■ Description of the task:
From the listing below, work out how many lines contain "India". Reply with that number only.

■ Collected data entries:

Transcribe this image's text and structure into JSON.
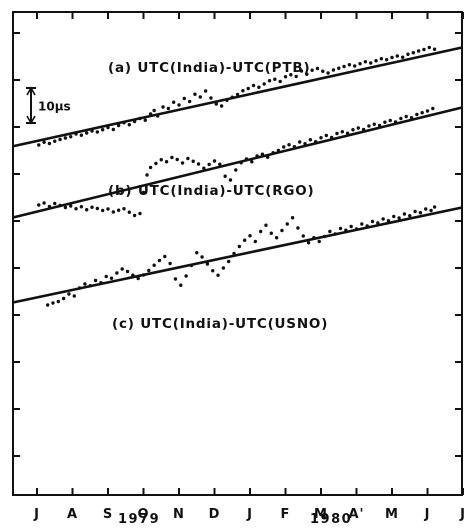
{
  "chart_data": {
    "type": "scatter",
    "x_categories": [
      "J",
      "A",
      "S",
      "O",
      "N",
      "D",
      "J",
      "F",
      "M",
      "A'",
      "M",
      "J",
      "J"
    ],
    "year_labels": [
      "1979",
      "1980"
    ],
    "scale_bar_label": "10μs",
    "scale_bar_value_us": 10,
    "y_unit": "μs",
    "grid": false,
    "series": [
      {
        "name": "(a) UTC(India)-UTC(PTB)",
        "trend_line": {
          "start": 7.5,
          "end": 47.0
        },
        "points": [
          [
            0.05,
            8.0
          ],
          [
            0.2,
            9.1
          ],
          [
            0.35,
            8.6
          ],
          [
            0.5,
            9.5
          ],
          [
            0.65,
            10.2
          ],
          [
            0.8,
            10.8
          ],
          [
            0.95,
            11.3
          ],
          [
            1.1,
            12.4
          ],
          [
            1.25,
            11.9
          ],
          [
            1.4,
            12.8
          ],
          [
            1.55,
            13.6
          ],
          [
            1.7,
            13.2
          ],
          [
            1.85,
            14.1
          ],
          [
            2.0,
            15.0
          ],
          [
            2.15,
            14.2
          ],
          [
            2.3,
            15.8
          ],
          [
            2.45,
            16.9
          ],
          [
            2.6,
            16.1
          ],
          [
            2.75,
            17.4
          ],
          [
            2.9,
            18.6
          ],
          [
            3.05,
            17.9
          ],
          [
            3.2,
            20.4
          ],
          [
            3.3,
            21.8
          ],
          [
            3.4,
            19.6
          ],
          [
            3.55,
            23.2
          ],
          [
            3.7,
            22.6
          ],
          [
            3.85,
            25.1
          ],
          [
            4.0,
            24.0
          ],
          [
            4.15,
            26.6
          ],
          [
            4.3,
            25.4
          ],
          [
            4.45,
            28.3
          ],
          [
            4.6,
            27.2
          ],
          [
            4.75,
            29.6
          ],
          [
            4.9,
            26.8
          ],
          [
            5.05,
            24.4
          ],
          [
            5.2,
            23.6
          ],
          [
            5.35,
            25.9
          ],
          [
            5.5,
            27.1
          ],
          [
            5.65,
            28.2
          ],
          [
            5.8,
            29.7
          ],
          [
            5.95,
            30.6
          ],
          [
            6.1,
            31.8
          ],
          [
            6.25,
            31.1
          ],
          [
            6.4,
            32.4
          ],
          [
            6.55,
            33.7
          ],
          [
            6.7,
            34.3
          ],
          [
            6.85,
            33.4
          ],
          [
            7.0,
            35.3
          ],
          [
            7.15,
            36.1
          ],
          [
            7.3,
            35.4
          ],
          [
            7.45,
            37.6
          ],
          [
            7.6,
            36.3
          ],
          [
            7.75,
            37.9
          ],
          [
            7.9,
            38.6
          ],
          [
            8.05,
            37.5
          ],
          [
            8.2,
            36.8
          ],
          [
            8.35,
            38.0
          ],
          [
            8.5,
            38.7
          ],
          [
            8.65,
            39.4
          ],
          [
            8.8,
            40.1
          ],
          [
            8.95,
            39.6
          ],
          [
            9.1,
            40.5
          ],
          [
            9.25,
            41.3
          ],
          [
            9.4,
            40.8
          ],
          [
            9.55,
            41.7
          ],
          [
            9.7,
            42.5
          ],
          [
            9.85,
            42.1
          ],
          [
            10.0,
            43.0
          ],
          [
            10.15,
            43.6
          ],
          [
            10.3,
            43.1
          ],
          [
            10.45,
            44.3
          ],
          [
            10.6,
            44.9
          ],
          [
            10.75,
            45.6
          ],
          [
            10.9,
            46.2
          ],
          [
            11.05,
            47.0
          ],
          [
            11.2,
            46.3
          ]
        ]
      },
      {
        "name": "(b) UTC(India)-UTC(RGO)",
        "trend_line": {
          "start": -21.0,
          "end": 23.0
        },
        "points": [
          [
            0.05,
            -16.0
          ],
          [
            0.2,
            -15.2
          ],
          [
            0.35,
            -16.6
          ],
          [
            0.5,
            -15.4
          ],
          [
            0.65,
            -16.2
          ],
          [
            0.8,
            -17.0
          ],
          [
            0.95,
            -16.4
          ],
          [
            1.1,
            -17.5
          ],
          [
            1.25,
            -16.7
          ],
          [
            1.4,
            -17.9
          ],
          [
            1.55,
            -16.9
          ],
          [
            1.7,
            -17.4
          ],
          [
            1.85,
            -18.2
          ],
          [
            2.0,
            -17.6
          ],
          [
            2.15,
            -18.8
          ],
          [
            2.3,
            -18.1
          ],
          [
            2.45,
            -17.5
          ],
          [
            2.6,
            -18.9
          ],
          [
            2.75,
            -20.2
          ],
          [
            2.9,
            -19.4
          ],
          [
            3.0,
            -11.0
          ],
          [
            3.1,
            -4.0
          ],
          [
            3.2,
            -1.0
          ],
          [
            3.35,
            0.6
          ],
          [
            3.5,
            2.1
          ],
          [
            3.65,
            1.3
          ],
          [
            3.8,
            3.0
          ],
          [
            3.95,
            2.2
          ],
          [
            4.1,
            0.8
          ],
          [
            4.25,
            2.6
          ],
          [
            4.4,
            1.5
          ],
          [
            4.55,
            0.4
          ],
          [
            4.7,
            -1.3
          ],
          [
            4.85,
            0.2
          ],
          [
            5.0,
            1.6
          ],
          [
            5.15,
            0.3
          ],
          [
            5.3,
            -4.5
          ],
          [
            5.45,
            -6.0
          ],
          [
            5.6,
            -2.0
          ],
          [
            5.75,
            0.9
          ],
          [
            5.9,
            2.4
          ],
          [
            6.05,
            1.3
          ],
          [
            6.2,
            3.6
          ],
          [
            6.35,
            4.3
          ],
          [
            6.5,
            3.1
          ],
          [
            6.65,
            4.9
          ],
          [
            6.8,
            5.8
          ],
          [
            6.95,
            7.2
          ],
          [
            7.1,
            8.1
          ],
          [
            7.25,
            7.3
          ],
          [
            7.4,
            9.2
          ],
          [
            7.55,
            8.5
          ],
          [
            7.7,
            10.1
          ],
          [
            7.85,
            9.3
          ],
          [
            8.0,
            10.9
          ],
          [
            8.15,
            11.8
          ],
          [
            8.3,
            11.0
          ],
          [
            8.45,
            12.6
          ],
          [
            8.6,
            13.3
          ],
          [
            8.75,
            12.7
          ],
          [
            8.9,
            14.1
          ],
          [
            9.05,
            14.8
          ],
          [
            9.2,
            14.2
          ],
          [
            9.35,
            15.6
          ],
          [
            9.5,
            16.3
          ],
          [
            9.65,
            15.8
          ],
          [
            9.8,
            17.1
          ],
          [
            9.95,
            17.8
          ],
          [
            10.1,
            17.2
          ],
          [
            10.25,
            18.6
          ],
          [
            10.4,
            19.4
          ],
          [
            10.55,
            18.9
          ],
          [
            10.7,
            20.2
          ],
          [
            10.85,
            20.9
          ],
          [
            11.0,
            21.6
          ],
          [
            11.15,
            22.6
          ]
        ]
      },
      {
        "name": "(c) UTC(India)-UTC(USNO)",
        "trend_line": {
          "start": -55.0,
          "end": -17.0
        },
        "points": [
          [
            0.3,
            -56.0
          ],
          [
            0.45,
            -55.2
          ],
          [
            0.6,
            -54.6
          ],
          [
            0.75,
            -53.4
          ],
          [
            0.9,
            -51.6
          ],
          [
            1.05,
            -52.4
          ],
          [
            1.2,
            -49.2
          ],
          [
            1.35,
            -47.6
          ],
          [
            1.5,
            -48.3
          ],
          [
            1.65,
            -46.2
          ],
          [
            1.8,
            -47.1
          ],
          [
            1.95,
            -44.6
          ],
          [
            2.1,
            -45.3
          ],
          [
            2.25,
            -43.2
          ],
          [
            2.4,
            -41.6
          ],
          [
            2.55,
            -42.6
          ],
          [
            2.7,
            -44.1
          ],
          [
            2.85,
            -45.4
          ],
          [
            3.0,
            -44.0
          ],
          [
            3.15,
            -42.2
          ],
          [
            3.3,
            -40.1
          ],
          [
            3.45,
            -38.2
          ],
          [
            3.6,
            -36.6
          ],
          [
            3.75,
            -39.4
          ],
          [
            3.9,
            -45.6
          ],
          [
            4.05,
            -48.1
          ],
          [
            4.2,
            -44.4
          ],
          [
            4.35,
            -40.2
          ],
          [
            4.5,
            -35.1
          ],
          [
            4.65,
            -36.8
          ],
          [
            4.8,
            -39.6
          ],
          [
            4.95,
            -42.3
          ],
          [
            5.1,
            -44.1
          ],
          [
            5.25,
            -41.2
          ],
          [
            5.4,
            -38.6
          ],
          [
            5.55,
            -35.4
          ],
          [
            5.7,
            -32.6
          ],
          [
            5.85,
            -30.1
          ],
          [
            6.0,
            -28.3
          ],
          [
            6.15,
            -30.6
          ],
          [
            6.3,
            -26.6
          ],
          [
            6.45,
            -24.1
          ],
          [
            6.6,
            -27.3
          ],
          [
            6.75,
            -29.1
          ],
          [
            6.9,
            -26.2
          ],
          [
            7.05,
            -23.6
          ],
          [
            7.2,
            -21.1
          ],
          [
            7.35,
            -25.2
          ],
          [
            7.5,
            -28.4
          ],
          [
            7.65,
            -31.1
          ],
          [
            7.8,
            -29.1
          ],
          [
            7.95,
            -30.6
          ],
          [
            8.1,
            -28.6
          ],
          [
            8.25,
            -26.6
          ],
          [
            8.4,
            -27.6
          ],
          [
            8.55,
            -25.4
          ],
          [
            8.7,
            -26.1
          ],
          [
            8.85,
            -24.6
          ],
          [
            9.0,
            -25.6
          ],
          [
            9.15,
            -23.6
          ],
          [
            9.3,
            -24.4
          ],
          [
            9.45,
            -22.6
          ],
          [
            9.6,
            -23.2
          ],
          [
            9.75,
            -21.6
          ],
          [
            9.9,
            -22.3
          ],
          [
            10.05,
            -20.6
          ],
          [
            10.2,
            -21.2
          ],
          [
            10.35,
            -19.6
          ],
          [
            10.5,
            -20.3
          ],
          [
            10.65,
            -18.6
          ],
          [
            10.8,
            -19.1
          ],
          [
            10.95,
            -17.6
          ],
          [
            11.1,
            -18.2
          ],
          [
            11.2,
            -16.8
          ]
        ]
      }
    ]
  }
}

■ The solution:
3